Supplied material |
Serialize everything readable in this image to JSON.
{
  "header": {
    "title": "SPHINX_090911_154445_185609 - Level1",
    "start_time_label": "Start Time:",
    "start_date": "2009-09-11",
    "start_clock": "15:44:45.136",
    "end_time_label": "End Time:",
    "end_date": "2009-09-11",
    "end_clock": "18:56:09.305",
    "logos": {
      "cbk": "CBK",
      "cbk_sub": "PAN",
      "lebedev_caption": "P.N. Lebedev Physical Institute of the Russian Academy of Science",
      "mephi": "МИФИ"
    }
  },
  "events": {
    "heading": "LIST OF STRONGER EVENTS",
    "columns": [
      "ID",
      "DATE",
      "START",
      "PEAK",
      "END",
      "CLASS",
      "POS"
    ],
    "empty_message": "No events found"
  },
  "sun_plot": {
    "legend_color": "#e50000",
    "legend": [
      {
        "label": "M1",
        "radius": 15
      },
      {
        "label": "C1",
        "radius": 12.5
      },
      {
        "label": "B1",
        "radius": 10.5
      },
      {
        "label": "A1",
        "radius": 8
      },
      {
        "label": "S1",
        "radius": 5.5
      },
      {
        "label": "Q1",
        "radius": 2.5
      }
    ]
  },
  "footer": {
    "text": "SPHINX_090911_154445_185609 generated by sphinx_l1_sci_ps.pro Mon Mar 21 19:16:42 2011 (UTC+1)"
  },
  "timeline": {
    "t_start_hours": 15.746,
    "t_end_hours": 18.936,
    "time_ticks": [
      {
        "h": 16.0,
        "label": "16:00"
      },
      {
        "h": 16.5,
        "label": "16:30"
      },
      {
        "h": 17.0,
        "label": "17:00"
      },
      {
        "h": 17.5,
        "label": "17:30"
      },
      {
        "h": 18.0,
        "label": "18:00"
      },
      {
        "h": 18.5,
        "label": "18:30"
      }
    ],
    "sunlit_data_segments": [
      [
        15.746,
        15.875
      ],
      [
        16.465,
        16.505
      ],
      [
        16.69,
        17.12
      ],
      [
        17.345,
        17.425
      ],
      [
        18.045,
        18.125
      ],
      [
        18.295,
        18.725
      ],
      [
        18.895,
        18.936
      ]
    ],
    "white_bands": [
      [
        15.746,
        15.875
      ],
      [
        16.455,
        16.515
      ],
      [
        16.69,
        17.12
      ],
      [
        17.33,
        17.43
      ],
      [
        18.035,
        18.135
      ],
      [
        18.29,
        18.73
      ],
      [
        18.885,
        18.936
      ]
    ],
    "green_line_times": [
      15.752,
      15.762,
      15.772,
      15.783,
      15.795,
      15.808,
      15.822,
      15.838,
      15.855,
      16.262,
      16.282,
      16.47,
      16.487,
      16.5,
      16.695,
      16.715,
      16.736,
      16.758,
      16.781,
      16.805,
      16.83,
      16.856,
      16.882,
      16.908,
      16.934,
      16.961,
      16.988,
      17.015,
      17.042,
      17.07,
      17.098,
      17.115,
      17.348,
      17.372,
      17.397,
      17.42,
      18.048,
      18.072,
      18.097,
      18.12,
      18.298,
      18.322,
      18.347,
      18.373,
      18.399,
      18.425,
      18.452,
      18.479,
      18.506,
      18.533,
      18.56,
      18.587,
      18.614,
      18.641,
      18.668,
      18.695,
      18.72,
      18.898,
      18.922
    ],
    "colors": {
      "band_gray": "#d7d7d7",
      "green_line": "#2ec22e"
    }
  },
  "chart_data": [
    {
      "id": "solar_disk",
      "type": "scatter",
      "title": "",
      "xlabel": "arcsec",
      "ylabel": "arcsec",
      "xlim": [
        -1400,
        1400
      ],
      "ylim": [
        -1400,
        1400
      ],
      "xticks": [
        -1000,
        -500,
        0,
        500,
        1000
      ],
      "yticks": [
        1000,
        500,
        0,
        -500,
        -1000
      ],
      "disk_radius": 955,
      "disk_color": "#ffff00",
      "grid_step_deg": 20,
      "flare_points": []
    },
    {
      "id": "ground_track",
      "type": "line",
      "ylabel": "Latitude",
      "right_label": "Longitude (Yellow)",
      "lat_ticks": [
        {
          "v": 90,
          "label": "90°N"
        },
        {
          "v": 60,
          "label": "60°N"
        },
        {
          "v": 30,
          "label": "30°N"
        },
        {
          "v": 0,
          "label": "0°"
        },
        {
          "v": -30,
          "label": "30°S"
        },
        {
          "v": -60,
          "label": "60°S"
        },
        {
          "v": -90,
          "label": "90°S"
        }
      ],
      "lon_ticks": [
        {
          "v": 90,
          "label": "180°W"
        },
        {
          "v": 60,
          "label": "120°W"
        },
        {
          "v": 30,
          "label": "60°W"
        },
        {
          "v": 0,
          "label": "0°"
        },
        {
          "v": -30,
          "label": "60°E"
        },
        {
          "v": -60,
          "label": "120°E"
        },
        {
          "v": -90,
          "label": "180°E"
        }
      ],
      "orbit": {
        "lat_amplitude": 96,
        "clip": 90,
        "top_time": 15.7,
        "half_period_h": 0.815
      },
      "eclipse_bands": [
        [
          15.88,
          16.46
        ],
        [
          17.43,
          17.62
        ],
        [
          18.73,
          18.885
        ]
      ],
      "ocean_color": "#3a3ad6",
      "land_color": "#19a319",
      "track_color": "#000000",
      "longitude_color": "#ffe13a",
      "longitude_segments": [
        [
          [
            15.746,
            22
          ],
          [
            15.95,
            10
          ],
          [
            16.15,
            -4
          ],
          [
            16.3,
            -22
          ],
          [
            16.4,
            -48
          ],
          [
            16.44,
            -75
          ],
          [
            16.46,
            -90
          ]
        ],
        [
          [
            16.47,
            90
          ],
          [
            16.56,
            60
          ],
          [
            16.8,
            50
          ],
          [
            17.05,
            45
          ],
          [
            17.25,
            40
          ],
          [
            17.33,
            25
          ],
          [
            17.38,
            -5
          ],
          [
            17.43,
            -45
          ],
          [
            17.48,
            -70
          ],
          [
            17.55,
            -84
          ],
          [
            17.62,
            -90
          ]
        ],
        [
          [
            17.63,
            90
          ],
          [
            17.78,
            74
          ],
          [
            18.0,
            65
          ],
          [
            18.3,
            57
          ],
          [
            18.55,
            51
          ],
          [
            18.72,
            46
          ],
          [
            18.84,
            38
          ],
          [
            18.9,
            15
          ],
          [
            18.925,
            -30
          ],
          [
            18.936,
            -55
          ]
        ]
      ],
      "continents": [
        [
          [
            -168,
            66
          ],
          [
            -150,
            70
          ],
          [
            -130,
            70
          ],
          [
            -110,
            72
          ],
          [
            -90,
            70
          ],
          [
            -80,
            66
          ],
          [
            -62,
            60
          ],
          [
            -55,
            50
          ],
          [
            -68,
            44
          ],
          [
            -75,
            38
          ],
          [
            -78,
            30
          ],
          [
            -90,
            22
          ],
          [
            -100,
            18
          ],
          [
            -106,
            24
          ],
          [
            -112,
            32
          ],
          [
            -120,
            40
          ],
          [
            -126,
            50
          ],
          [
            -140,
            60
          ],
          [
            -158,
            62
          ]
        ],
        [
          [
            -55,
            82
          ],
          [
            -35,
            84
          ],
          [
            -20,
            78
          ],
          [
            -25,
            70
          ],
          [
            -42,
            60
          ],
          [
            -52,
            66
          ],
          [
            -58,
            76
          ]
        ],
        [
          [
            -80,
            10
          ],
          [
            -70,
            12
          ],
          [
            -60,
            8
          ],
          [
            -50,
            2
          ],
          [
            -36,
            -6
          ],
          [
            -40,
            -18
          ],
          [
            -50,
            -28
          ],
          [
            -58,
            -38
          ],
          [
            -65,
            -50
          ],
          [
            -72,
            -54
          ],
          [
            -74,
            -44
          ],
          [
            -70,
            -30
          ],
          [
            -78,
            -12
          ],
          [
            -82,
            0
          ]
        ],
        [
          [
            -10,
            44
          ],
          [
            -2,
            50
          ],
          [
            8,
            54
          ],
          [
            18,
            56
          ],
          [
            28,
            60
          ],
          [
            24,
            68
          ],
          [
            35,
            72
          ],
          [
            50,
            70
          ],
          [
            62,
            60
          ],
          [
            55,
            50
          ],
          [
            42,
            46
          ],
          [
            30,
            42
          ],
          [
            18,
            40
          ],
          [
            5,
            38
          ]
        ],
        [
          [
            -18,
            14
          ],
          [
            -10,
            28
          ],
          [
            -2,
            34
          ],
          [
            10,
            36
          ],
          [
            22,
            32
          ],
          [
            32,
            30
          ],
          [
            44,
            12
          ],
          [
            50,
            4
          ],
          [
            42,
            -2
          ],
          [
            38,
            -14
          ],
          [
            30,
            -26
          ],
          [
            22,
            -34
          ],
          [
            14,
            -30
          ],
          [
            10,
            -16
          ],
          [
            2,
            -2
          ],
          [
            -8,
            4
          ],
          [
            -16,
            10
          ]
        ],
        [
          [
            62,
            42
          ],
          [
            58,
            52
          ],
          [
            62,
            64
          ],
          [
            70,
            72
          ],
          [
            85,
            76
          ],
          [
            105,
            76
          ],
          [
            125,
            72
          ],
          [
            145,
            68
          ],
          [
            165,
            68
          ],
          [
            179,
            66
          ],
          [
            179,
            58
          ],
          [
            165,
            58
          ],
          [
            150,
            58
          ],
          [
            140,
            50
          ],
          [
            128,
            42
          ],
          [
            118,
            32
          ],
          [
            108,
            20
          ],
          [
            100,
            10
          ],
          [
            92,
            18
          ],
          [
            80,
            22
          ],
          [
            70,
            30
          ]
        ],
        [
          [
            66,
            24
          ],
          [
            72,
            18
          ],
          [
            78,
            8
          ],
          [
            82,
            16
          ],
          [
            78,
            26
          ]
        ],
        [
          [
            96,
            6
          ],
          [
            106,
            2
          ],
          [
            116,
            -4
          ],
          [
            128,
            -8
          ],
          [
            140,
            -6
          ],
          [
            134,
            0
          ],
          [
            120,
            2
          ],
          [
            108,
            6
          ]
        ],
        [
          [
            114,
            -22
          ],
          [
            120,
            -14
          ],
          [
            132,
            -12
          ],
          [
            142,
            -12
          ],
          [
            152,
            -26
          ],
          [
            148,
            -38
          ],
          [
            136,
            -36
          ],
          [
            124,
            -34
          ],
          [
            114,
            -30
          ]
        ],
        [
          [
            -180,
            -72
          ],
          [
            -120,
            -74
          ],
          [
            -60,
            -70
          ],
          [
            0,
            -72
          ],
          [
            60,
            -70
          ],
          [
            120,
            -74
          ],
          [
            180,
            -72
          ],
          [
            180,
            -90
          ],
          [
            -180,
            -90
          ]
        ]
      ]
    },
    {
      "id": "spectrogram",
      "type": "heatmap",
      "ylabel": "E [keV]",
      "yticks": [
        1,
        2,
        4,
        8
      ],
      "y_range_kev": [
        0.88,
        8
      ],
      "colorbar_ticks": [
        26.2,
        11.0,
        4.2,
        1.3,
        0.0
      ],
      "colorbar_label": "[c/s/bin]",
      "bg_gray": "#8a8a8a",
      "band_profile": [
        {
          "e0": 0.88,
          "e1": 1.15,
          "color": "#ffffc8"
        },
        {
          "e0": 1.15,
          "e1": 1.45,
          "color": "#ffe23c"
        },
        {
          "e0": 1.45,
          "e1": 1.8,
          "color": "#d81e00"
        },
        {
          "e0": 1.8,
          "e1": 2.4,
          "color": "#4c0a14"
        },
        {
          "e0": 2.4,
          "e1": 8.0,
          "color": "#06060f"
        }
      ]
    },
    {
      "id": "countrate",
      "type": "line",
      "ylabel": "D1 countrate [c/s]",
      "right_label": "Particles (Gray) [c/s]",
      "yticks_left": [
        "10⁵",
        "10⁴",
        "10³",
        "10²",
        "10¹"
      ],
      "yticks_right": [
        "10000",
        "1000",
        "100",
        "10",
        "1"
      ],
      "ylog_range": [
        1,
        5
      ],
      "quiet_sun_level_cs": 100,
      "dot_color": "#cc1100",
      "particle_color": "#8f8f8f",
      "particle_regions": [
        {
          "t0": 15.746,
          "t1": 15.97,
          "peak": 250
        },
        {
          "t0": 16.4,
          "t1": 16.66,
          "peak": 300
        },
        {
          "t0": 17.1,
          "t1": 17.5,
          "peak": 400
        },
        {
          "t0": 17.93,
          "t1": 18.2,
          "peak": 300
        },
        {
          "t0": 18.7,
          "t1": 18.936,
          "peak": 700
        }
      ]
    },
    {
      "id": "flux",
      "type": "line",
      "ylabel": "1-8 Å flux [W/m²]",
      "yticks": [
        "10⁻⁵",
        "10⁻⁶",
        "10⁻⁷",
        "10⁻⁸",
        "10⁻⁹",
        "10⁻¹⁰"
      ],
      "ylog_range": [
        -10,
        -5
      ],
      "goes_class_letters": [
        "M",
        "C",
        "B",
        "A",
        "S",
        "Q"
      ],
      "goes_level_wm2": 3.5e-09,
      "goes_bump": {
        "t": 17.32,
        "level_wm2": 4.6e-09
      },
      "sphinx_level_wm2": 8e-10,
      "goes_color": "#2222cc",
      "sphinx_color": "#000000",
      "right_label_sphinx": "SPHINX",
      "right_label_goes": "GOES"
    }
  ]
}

What is required |
Copy every line that contains the string "title".

Answer to this task |
    "title": "SPHINX_090911_154445_185609 - Level1",
      "title": "",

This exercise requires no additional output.